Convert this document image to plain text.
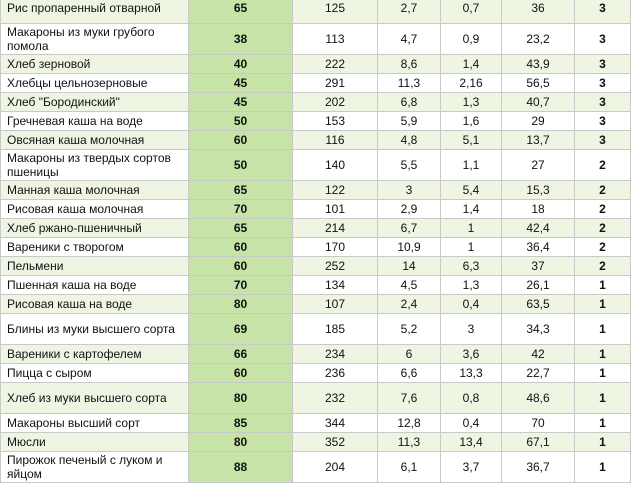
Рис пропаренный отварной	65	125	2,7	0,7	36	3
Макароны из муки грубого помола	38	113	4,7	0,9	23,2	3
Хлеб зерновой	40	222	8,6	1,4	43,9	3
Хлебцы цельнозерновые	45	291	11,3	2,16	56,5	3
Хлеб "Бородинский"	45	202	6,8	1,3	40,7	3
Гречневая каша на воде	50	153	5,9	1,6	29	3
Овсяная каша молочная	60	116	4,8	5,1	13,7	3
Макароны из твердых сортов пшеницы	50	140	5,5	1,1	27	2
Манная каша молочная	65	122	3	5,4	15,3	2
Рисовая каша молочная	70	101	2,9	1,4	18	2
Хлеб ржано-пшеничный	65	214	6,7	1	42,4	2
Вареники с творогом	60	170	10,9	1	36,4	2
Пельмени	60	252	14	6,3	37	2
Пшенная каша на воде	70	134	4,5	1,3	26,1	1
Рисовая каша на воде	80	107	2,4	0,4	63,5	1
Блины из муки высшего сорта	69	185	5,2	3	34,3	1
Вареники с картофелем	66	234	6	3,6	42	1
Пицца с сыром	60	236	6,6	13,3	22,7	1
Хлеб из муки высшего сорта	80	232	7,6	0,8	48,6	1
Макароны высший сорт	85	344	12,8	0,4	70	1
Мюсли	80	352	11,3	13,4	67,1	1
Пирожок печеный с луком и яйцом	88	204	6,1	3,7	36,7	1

* * *

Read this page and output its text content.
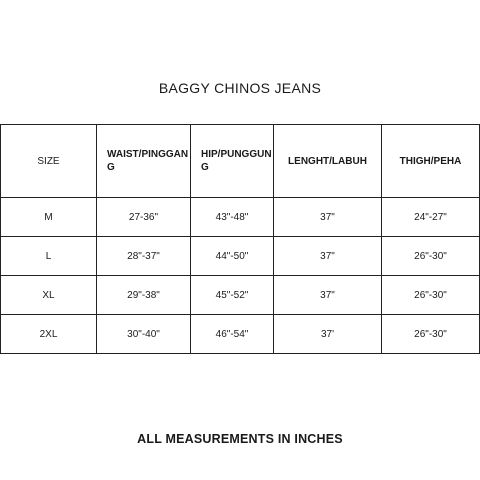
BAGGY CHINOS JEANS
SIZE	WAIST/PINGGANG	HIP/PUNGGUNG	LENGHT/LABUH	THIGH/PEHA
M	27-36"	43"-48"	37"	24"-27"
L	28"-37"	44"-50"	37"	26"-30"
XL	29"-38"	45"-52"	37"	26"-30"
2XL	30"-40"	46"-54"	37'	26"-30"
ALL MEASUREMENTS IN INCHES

==

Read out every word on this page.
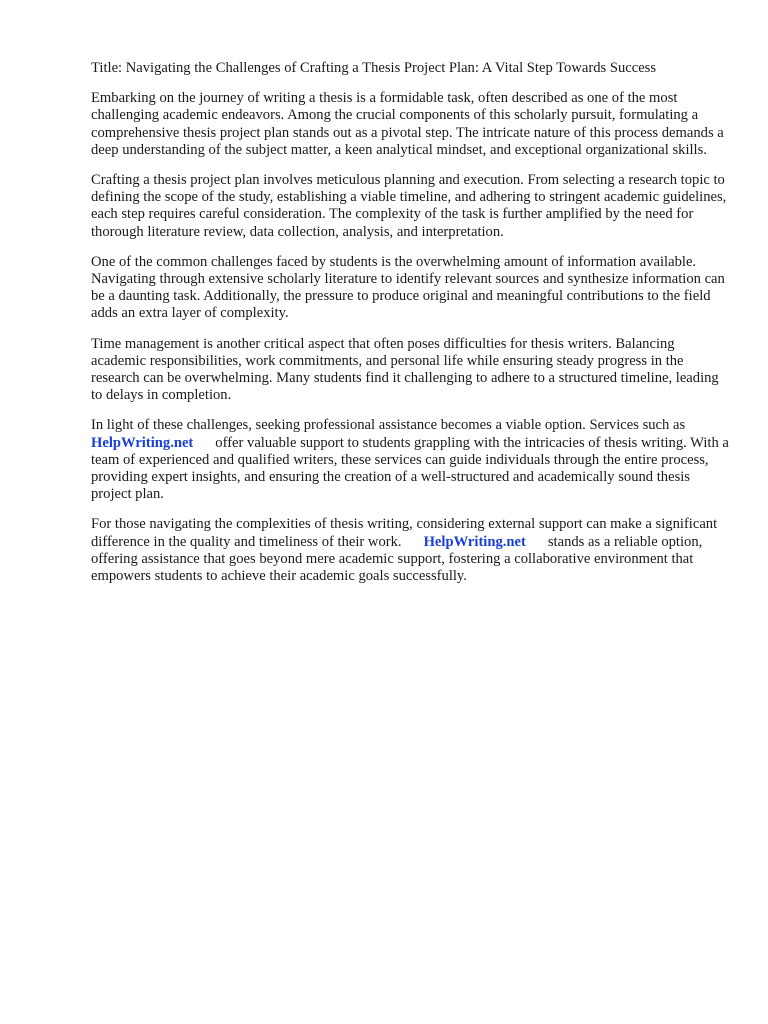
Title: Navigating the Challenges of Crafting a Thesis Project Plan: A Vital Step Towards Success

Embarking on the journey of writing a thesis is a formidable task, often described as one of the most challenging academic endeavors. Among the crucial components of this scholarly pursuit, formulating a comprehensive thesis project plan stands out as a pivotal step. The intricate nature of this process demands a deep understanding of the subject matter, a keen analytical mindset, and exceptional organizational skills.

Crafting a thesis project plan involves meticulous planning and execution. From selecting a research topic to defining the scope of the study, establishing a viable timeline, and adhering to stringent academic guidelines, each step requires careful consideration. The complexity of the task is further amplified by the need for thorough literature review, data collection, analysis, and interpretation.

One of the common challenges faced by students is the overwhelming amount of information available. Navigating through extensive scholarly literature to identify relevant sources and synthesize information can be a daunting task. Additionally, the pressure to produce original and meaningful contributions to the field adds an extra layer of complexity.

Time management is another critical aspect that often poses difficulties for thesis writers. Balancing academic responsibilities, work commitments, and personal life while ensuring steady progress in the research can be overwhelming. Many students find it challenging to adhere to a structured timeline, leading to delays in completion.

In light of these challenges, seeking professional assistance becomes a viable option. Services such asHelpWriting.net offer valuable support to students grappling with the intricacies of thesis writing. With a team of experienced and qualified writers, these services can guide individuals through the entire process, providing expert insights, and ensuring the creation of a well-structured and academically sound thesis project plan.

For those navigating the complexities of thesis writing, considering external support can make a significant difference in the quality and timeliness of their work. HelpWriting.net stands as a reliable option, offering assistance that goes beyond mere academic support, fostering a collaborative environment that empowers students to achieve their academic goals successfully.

Exercise instructions:
Select every line of the material above holding the word "каша" and copy it.

Finished answer:
Гречневая каша на воде	50	153	5,9	1,6	29	3
Овсяная каша молочная	60	116	4,8	5,1	13,7	3
Манная каша молочная	65	122	3	5,4	15,3	2
Рисовая каша молочная	70	101	2,9	1,4	18	2
Пшенная каша на воде	70	134	4,5	1,3	26,1	1
Рисовая каша на воде	80	107	2,4	0,4	63,5	1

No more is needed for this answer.